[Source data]
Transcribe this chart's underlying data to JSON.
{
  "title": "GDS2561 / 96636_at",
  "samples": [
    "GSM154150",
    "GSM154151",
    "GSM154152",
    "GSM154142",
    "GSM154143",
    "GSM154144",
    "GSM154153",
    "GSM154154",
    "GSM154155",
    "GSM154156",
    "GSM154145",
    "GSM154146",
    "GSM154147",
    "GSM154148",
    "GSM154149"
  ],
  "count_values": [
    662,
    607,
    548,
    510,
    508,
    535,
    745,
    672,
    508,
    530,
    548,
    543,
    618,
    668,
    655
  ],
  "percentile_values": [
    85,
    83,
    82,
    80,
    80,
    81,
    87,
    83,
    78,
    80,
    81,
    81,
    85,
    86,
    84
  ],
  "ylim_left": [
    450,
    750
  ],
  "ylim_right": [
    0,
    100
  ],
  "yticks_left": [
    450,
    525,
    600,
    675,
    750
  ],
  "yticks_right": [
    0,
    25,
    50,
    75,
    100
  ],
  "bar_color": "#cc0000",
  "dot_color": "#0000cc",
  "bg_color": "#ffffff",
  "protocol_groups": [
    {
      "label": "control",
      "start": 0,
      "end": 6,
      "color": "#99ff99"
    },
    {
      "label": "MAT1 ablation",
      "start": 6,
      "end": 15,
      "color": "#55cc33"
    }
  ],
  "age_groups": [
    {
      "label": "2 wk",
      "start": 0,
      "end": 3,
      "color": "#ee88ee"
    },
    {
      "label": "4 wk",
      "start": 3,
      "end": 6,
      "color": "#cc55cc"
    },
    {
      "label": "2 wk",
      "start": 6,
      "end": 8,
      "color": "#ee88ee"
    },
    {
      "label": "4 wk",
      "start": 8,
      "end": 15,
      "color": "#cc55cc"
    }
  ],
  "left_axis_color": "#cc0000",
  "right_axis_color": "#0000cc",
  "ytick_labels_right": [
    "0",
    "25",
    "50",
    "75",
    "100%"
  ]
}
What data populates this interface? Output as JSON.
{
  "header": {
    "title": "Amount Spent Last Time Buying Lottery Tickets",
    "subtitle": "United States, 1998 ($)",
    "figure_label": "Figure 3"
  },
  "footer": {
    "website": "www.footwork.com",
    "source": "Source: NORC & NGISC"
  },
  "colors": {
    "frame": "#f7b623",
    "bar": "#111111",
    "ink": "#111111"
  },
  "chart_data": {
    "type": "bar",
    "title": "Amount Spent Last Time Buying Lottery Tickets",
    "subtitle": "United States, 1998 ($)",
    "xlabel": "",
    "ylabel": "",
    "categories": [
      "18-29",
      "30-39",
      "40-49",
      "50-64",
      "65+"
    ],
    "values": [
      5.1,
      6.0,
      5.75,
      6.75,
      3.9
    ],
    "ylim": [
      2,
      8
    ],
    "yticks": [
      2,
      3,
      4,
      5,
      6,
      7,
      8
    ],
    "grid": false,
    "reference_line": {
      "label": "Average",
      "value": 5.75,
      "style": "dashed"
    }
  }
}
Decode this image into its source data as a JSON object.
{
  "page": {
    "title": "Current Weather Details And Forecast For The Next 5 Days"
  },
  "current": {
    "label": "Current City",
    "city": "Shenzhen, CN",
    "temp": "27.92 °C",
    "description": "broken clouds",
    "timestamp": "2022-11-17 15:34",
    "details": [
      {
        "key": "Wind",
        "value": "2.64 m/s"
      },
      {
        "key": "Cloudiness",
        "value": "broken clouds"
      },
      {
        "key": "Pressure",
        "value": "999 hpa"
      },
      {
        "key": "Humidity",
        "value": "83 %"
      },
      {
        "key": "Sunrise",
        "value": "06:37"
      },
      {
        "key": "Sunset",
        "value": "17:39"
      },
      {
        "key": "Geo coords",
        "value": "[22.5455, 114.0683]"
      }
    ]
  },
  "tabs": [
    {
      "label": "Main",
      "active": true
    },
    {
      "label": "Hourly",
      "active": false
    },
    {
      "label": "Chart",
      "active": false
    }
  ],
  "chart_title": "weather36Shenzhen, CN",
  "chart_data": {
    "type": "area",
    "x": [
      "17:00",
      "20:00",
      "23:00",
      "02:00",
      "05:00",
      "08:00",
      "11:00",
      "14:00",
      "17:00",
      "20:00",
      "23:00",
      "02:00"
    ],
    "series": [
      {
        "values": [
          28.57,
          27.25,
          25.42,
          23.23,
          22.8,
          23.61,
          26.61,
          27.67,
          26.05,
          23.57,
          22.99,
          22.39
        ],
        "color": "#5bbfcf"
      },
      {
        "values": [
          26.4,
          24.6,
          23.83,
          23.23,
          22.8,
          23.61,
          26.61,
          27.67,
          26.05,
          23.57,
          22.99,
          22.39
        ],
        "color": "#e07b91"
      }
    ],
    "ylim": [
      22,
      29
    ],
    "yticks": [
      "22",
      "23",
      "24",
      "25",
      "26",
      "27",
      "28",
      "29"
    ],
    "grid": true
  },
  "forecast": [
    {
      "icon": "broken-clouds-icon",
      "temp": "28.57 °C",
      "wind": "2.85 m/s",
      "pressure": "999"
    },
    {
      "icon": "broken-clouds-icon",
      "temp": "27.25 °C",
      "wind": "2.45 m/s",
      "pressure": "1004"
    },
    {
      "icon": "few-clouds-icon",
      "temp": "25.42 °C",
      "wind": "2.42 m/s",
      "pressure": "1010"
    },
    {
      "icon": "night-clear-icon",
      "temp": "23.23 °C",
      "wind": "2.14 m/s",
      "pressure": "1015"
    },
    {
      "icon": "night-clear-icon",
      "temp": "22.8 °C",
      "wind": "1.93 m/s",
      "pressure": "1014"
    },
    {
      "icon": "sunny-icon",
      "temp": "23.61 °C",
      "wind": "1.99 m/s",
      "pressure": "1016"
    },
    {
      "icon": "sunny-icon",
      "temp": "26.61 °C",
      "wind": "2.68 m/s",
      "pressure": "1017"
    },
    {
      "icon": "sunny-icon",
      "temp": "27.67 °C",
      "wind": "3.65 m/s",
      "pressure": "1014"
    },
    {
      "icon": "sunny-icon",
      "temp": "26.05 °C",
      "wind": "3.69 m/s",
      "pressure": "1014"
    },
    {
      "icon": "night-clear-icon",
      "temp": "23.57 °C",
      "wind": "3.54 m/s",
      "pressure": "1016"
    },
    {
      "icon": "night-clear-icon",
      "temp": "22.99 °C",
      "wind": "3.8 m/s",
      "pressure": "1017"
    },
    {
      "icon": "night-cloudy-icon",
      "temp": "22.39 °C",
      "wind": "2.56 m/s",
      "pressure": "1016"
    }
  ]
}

Aim of the task:
Repeat every entry exactly, please.

Answer to this exercise:
Transcribe this chart's underlying data to JSON.
{
  "title": "GDS2561 / 96636_at",
  "samples": [
    "GSM154150",
    "GSM154151",
    "GSM154152",
    "GSM154142",
    "GSM154143",
    "GSM154144",
    "GSM154153",
    "GSM154154",
    "GSM154155",
    "GSM154156",
    "GSM154145",
    "GSM154146",
    "GSM154147",
    "GSM154148",
    "GSM154149"
  ],
  "count_values": [
    662,
    607,
    548,
    510,
    508,
    535,
    745,
    672,
    508,
    530,
    548,
    543,
    618,
    668,
    655
  ],
  "percentile_values": [
    85,
    83,
    82,
    80,
    80,
    81,
    87,
    83,
    78,
    80,
    81,
    81,
    85,
    86,
    84
  ],
  "ylim_left": [
    450,
    750
  ],
  "ylim_right": [
    0,
    100
  ],
  "yticks_left": [
    450,
    525,
    600,
    675,
    750
  ],
  "yticks_right": [
    0,
    25,
    50,
    75,
    100
  ],
  "bar_color": "#cc0000",
  "dot_color": "#0000cc",
  "bg_color": "#ffffff",
  "protocol_groups": [
    {
      "label": "control",
      "start": 0,
      "end": 6,
      "color": "#99ff99"
    },
    {
      "label": "MAT1 ablation",
      "start": 6,
      "end": 15,
      "color": "#55cc33"
    }
  ],
  "age_groups": [
    {
      "label": "2 wk",
      "start": 0,
      "end": 3,
      "color": "#ee88ee"
    },
    {
      "label": "4 wk",
      "start": 3,
      "end": 6,
      "color": "#cc55cc"
    },
    {
      "label": "2 wk",
      "start": 6,
      "end": 8,
      "color": "#ee88ee"
    },
    {
      "label": "4 wk",
      "start": 8,
      "end": 15,
      "color": "#cc55cc"
    }
  ],
  "left_axis_color": "#cc0000",
  "right_axis_color": "#0000cc",
  "ytick_labels_right": [
    "0",
    "25",
    "50",
    "75",
    "100%"
  ]
}
What data populates this interface? Output as JSON.
{
  "header": {
    "title": "Amount Spent Last Time Buying Lottery Tickets",
    "subtitle": "United States, 1998 ($)",
    "figure_label": "Figure 3"
  },
  "footer": {
    "website": "www.footwork.com",
    "source": "Source: NORC & NGISC"
  },
  "colors": {
    "frame": "#f7b623",
    "bar": "#111111",
    "ink": "#111111"
  },
  "chart_data": {
    "type": "bar",
    "title": "Amount Spent Last Time Buying Lottery Tickets",
    "subtitle": "United States, 1998 ($)",
    "xlabel": "",
    "ylabel": "",
    "categories": [
      "18-29",
      "30-39",
      "40-49",
      "50-64",
      "65+"
    ],
    "values": [
      5.1,
      6.0,
      5.75,
      6.75,
      3.9
    ],
    "ylim": [
      2,
      8
    ],
    "yticks": [
      2,
      3,
      4,
      5,
      6,
      7,
      8
    ],
    "grid": false,
    "reference_line": {
      "label": "Average",
      "value": 5.75,
      "style": "dashed"
    }
  }
}
Decode this image into its source data as a JSON object.
{
  "page": {
    "title": "Current Weather Details And Forecast For The Next 5 Days"
  },
  "current": {
    "label": "Current City",
    "city": "Shenzhen, CN",
    "temp": "27.92 °C",
    "description": "broken clouds",
    "timestamp": "2022-11-17 15:34",
    "details": [
      {
        "key": "Wind",
        "value": "2.64 m/s"
      },
      {
        "key": "Cloudiness",
        "value": "broken clouds"
      },
      {
        "key": "Pressure",
        "value": "999 hpa"
      },
      {
        "key": "Humidity",
        "value": "83 %"
      },
      {
        "key": "Sunrise",
        "value": "06:37"
      },
      {
        "key": "Sunset",
        "value": "17:39"
      },
      {
        "key": "Geo coords",
        "value": "[22.5455, 114.0683]"
      }
    ]
  },
  "tabs": [
    {
      "label": "Main",
      "active": true
    },
    {
      "label": "Hourly",
      "active": false
    },
    {
      "label": "Chart",
      "active": false
    }
  ],
  "chart_title": "weather36Shenzhen, CN",
  "chart_data": {
    "type": "area",
    "x": [
      "17:00",
      "20:00",
      "23:00",
      "02:00",
      "05:00",
      "08:00",
      "11:00",
      "14:00",
      "17:00",
      "20:00",
      "23:00",
      "02:00"
    ],
    "series": [
      {
        "values": [
          28.57,
          27.25,
          25.42,
          23.23,
          22.8,
          23.61,
          26.61,
          27.67,
          26.05,
          23.57,
          22.99,
          22.39
        ],
        "color": "#5bbfcf"
      },
      {
        "values": [
          26.4,
          24.6,
          23.83,
          23.23,
          22.8,
          23.61,
          26.61,
          27.67,
          26.05,
          23.57,
          22.99,
          22.39
        ],
        "color": "#e07b91"
      }
    ],
    "ylim": [
      22,
      29
    ],
    "yticks": [
      "22",
      "23",
      "24",
      "25",
      "26",
      "27",
      "28",
      "29"
    ],
    "grid": true
  },
  "forecast": [
    {
      "icon": "broken-clouds-icon",
      "temp": "28.57 °C",
      "wind": "2.85 m/s",
      "pressure": "999"
    },
    {
      "icon": "broken-clouds-icon",
      "temp": "27.25 °C",
      "wind": "2.45 m/s",
      "pressure": "1004"
    },
    {
      "icon": "few-clouds-icon",
      "temp": "25.42 °C",
      "wind": "2.42 m/s",
      "pressure": "1010"
    },
    {
      "icon": "night-clear-icon",
      "temp": "23.23 °C",
      "wind": "2.14 m/s",
      "pressure": "1015"
    },
    {
      "icon": "night-clear-icon",
      "temp": "22.8 °C",
      "wind": "1.93 m/s",
      "pressure": "1014"
    },
    {
      "icon": "sunny-icon",
      "temp": "23.61 °C",
      "wind": "1.99 m/s",
      "pressure": "1016"
    },
    {
      "icon": "sunny-icon",
      "temp": "26.61 °C",
      "wind": "2.68 m/s",
      "pressure": "1017"
    },
    {
      "icon": "sunny-icon",
      "temp": "27.67 °C",
      "wind": "3.65 m/s",
      "pressure": "1014"
    },
    {
      "icon": "sunny-icon",
      "temp": "26.05 °C",
      "wind": "3.69 m/s",
      "pressure": "1014"
    },
    {
      "icon": "night-clear-icon",
      "temp": "23.57 °C",
      "wind": "3.54 m/s",
      "pressure": "1016"
    },
    {
      "icon": "night-clear-icon",
      "temp": "22.99 °C",
      "wind": "3.8 m/s",
      "pressure": "1017"
    },
    {
      "icon": "night-cloudy-icon",
      "temp": "22.39 °C",
      "wind": "2.56 m/s",
      "pressure": "1016"
    }
  ]
}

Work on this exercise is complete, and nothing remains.